• _What this task involves_:
Filter these entries, keeping only lines that hold the word "ylabel".

• _Supplied records_:
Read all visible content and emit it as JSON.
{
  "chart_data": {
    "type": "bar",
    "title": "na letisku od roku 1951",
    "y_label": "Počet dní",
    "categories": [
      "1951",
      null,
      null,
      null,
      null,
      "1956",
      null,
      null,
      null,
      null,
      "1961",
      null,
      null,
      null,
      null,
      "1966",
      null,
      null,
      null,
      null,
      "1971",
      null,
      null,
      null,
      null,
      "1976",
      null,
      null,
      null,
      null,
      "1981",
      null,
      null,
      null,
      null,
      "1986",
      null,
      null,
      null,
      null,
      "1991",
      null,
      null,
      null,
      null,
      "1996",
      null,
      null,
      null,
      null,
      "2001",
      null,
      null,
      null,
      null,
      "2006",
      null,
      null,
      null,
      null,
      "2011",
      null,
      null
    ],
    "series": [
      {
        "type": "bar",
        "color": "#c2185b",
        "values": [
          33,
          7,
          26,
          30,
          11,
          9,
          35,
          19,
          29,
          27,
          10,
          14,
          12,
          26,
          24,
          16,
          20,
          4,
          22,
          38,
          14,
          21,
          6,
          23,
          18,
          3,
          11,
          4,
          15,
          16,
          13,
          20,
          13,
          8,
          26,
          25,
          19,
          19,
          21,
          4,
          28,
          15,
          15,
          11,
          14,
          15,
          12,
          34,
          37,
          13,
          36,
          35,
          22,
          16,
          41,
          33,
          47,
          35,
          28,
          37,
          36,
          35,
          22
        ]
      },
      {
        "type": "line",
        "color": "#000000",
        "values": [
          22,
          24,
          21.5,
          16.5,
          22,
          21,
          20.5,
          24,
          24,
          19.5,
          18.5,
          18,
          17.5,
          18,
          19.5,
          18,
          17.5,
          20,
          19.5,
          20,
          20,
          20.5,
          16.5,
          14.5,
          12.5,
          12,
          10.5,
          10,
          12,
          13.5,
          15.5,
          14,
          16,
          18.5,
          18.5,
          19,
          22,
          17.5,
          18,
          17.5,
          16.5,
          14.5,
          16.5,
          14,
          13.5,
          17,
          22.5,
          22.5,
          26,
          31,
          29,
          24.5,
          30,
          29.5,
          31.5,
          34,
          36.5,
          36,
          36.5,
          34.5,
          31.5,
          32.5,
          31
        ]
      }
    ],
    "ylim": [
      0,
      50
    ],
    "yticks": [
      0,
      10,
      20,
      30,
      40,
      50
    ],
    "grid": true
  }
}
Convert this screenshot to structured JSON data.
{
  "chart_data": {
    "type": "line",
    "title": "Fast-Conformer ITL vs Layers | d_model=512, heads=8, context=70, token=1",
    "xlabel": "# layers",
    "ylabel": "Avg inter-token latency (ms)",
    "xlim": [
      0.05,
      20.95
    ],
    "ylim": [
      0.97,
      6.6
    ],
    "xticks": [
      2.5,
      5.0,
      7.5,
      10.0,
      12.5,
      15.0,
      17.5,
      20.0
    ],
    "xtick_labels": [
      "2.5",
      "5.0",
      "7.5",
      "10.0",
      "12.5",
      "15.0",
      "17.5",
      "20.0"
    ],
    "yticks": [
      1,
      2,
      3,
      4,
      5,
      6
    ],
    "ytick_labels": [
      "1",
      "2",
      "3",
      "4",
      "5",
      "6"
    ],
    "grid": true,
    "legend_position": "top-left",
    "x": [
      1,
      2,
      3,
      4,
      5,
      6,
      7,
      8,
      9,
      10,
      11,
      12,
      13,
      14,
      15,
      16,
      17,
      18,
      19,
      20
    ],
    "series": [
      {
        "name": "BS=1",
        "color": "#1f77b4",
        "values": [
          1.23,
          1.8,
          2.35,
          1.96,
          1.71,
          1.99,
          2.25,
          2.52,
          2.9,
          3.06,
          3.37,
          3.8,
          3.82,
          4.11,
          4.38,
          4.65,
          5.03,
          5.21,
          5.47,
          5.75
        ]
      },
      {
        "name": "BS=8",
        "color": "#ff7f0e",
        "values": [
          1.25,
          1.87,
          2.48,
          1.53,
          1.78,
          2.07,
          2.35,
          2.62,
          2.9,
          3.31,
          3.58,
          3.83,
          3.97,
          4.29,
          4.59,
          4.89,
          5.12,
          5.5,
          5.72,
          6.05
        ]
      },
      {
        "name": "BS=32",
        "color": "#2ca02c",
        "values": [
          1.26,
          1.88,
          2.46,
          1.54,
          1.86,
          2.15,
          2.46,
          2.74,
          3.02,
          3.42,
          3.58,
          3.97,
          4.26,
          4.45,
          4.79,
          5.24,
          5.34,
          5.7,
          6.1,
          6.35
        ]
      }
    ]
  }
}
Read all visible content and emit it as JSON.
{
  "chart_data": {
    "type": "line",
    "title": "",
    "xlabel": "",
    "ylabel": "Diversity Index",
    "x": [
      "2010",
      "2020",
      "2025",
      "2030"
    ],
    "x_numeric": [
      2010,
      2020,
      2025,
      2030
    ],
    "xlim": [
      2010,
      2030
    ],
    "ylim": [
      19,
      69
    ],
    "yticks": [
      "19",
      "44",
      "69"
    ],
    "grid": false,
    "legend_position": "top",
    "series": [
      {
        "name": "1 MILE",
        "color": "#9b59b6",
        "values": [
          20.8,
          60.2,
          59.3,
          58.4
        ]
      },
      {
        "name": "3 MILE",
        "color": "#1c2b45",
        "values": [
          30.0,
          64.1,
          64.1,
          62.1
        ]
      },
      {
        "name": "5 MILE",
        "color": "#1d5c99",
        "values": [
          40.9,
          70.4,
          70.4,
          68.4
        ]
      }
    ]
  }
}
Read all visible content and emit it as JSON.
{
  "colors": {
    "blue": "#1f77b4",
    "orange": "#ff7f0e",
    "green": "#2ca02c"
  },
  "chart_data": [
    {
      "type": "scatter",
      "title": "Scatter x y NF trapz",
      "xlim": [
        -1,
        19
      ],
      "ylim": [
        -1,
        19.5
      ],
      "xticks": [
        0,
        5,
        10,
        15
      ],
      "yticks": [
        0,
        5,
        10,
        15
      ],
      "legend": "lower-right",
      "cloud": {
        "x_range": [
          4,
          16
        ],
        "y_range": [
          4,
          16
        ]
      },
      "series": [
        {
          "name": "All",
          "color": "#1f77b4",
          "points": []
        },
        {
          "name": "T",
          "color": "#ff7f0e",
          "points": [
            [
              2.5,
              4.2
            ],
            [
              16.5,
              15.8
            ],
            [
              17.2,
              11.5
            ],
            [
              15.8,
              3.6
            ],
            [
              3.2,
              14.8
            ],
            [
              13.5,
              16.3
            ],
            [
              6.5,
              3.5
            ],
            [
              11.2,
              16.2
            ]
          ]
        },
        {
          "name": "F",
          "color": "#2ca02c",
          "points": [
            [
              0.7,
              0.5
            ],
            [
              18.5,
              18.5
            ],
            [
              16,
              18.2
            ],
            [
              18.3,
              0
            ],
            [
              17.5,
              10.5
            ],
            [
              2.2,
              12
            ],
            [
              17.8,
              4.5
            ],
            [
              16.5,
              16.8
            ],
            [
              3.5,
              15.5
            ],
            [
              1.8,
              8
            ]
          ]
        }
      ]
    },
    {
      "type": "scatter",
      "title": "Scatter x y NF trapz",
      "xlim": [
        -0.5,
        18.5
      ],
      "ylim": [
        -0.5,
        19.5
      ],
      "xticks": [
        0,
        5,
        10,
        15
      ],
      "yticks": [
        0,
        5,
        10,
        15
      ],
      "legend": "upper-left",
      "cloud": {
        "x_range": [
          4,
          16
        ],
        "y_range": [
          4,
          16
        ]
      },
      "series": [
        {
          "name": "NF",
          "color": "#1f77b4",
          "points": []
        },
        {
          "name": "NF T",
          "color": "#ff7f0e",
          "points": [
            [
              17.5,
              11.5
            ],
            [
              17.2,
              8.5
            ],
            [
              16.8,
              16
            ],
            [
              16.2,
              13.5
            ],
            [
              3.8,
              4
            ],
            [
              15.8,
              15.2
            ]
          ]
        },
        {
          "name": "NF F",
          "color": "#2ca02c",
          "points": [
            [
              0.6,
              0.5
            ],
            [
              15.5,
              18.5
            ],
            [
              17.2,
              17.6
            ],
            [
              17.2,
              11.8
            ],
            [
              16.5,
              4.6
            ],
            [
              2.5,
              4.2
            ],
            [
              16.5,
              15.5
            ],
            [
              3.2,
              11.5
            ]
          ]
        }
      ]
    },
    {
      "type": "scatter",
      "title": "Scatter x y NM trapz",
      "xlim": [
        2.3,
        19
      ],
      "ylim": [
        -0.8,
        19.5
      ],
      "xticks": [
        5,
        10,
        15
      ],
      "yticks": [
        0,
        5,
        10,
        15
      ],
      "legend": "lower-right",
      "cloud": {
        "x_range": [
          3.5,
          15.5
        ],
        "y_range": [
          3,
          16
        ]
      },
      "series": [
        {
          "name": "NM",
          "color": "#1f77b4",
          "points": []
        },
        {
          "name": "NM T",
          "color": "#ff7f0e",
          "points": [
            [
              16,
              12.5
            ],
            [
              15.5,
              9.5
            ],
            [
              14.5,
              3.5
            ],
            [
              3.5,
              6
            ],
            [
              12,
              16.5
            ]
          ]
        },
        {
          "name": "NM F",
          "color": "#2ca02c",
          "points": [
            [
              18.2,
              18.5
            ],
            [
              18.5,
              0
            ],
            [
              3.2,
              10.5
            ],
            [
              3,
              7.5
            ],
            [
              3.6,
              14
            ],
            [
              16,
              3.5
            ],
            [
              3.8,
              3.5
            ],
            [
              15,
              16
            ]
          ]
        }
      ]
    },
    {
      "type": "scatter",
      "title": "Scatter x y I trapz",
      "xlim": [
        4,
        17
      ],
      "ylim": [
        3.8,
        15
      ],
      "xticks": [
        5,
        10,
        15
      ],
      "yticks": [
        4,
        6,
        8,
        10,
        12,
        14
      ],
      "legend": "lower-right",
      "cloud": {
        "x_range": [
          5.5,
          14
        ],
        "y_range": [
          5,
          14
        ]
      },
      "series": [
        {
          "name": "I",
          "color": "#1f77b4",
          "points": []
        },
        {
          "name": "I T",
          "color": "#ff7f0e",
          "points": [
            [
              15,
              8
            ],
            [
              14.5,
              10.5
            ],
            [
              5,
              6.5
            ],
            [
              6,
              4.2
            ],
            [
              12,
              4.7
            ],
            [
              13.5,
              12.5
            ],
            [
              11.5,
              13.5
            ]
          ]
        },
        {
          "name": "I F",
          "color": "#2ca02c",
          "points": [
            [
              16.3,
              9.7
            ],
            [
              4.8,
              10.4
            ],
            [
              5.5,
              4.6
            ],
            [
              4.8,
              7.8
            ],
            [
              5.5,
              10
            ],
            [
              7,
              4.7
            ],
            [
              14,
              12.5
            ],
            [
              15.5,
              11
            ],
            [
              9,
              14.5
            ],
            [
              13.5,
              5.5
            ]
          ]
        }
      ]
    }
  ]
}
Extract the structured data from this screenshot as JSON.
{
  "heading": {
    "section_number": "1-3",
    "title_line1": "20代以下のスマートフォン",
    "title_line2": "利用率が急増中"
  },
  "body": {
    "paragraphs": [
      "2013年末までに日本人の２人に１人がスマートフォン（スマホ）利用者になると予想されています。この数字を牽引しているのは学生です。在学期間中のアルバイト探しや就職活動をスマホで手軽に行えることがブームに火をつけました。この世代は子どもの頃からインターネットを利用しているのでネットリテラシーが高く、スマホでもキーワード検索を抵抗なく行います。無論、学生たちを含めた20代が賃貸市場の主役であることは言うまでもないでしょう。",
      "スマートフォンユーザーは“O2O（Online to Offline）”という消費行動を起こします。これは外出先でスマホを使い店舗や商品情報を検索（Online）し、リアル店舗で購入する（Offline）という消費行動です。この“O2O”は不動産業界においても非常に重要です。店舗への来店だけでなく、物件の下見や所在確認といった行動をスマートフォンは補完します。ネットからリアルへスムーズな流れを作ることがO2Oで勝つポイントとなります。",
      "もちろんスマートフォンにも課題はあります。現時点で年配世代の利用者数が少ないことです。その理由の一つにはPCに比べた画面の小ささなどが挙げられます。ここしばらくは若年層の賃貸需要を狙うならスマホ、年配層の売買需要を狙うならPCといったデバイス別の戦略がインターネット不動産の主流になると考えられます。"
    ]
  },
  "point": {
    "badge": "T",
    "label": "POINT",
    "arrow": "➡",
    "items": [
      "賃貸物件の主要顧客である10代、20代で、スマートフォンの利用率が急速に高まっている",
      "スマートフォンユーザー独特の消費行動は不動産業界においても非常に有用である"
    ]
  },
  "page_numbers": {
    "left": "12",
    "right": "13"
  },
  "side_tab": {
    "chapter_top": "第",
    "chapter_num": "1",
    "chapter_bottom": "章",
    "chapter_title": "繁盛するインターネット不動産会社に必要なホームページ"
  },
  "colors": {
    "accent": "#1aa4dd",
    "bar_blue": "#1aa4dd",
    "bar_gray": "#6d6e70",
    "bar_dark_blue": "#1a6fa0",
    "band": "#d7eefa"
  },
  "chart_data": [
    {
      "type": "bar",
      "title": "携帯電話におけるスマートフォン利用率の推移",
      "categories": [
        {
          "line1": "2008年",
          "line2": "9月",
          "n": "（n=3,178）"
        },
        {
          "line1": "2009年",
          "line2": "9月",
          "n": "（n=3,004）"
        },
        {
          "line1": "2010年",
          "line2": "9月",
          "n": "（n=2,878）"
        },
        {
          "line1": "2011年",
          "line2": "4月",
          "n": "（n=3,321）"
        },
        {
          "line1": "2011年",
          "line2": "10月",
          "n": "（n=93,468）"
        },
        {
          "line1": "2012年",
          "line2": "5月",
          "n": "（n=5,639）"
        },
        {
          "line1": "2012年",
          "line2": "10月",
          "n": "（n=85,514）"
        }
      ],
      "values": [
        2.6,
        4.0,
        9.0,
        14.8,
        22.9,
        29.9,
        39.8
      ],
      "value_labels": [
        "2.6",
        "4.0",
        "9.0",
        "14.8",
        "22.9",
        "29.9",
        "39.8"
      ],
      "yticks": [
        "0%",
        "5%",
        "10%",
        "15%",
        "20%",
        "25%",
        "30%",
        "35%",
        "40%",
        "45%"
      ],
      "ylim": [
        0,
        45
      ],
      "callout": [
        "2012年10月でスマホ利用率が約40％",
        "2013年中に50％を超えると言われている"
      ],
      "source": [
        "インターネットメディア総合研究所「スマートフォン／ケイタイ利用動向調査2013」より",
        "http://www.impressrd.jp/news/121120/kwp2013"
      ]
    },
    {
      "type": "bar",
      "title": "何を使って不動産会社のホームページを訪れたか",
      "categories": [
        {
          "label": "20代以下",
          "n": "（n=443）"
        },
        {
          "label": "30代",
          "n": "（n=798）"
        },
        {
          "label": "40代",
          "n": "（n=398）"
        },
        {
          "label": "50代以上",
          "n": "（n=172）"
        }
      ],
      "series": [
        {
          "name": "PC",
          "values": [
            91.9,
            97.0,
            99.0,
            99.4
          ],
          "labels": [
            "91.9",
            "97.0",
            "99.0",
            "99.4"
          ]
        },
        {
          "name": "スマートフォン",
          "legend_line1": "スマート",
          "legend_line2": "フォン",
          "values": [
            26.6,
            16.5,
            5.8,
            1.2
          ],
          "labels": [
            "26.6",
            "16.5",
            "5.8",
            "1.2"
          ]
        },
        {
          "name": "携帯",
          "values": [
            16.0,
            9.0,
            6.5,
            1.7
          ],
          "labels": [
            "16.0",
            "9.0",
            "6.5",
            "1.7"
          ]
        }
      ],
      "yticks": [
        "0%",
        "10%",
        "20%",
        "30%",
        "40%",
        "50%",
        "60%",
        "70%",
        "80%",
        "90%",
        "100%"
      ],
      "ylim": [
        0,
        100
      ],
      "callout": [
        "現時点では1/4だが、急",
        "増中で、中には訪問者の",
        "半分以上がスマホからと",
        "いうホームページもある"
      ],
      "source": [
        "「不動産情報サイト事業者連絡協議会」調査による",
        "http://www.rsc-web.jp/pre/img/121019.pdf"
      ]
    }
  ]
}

• _In response_:
    "ylabel": "Avg inter-token latency (ms)",
    "ylabel": "Diversity Index",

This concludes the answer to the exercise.